TO BE DONE: Please transcribe the listing below in full and word for word, without its pictures.

SUPPLIED ENTRIES:
>>>>>
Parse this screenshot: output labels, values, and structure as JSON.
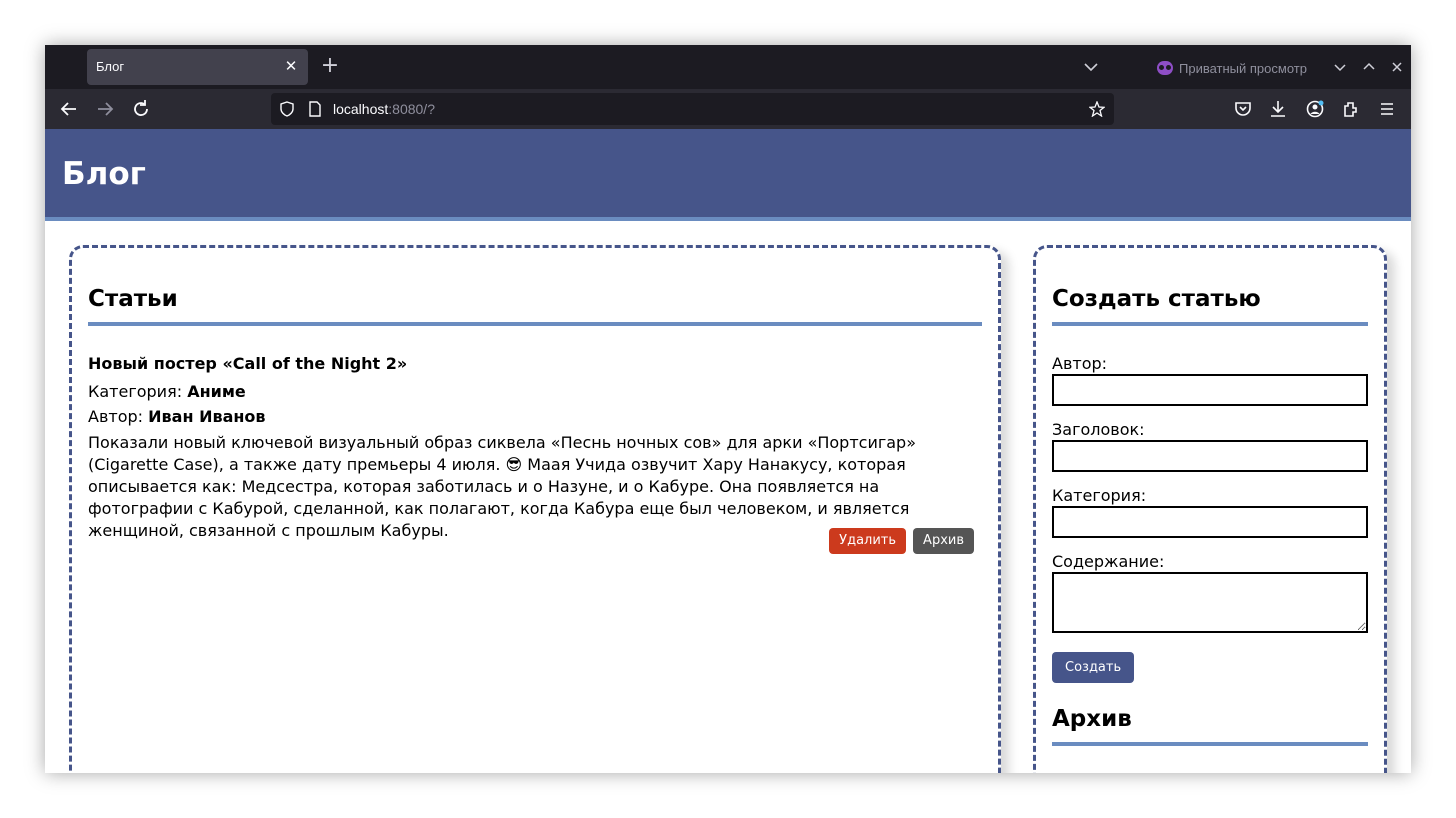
{
  "browser": {
    "tab_title": "Блог",
    "tab_close": "✕",
    "new_tab": "+",
    "private_label": "Приватный просмотр",
    "url_host": "localhost",
    "url_rest": ":8080/?",
    "icons": {
      "back": "arrow-left-icon",
      "forward": "arrow-right-icon",
      "reload": "reload-icon",
      "shield": "shield-icon",
      "page": "page-icon",
      "star": "star-icon",
      "pocket": "pocket-icon",
      "download": "download-icon",
      "account": "account-icon",
      "extensions": "extensions-icon",
      "menu": "menu-icon"
    }
  },
  "site": {
    "title": "Блог"
  },
  "articles": {
    "heading": "Статьи",
    "items": [
      {
        "title": "Новый постер «Call of the Night 2»",
        "category_label": "Категория: ",
        "category": "Аниме",
        "author_label": "Автор: ",
        "author": "Иван Иванов",
        "body": "Показали новый ключевой визуальный образ сиквела «Песнь ночных сов» для арки «Портсигар» (Cigarette Case), а также дату премьеры 4 июля. 😎 Маая Учида озвучит Хару Нанакусу, которая описывается как: Медсестра, которая заботилась и о Назуне, и о Кабуре. Она появляется на фотографии с Кабурой, сделанной, как полагают, когда Кабура еще был человеком, и является женщиной, связанной с прошлым Кабуры.",
        "delete_label": "Удалить",
        "archive_label": "Архив"
      }
    ]
  },
  "create_form": {
    "heading": "Создать статью",
    "author_label": "Автор:",
    "title_label": "Заголовок:",
    "category_label": "Категория:",
    "content_label": "Содержание:",
    "author_value": "",
    "title_value": "",
    "category_value": "",
    "content_value": "",
    "submit_label": "Создать"
  },
  "archive": {
    "heading": "Архив"
  },
  "colors": {
    "header_bg": "#46558a",
    "accent_line": "#6a8cc0",
    "delete_btn": "#cc3a1d",
    "archive_btn": "#555555"
  }
}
<<<<<
RESPONSE TO THE EXERCISE:
Parse this screenshot: output labels, values, and structure as JSON.
{
  "browser": {
    "tab_title": "Блог",
    "tab_close": "✕",
    "new_tab": "+",
    "private_label": "Приватный просмотр",
    "url_host": "localhost",
    "url_rest": ":8080/?",
    "icons": {
      "back": "arrow-left-icon",
      "forward": "arrow-right-icon",
      "reload": "reload-icon",
      "shield": "shield-icon",
      "page": "page-icon",
      "star": "star-icon",
      "pocket": "pocket-icon",
      "download": "download-icon",
      "account": "account-icon",
      "extensions": "extensions-icon",
      "menu": "menu-icon"
    }
  },
  "site": {
    "title": "Блог"
  },
  "articles": {
    "heading": "Статьи",
    "items": [
      {
        "title": "Новый постер «Call of the Night 2»",
        "category_label": "Категория: ",
        "category": "Аниме",
        "author_label": "Автор: ",
        "author": "Иван Иванов",
        "body": "Показали новый ключевой визуальный образ сиквела «Песнь ночных сов» для арки «Портсигар» (Cigarette Case), а также дату премьеры 4 июля. 😎 Маая Учида озвучит Хару Нанакусу, которая описывается как: Медсестра, которая заботилась и о Назуне, и о Кабуре. Она появляется на фотографии с Кабурой, сделанной, как полагают, когда Кабура еще был человеком, и является женщиной, связанной с прошлым Кабуры.",
        "delete_label": "Удалить",
        "archive_label": "Архив"
      }
    ]
  },
  "create_form": {
    "heading": "Создать статью",
    "author_label": "Автор:",
    "title_label": "Заголовок:",
    "category_label": "Категория:",
    "content_label": "Содержание:",
    "author_value": "",
    "title_value": "",
    "category_value": "",
    "content_value": "",
    "submit_label": "Создать"
  },
  "archive": {
    "heading": "Архив"
  },
  "colors": {
    "header_bg": "#46558a",
    "accent_line": "#6a8cc0",
    "delete_btn": "#cc3a1d",
    "archive_btn": "#555555"
  }
}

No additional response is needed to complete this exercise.